▶ _JOB_:
Where the data below has the string "name", return the whole line.

══════════

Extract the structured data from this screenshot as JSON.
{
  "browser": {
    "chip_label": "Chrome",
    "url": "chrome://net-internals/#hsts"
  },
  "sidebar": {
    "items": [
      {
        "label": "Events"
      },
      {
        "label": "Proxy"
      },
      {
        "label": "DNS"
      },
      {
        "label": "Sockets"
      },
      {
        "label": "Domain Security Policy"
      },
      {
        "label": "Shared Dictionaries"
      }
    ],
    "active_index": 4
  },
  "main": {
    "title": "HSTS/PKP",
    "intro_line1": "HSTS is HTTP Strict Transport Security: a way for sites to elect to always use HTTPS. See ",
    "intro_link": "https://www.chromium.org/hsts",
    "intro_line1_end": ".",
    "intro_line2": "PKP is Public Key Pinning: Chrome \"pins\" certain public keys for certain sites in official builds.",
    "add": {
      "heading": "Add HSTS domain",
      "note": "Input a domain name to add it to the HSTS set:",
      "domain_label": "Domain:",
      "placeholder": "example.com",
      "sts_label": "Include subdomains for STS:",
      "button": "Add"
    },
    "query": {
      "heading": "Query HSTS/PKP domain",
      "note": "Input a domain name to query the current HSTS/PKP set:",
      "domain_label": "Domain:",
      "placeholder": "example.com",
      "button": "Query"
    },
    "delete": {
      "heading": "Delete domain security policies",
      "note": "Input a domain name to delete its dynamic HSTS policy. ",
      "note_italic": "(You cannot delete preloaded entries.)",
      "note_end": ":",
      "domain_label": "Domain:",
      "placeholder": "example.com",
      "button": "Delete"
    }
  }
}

══════════

▶ _WRITTEN RESPONSE_:
      "note": "Input a domain name to add it to the HSTS set:",
      "note": "Input a domain name to query the current HSTS/PKP set:",
      "note": "Input a domain name to delete its dynamic HSTS policy. ",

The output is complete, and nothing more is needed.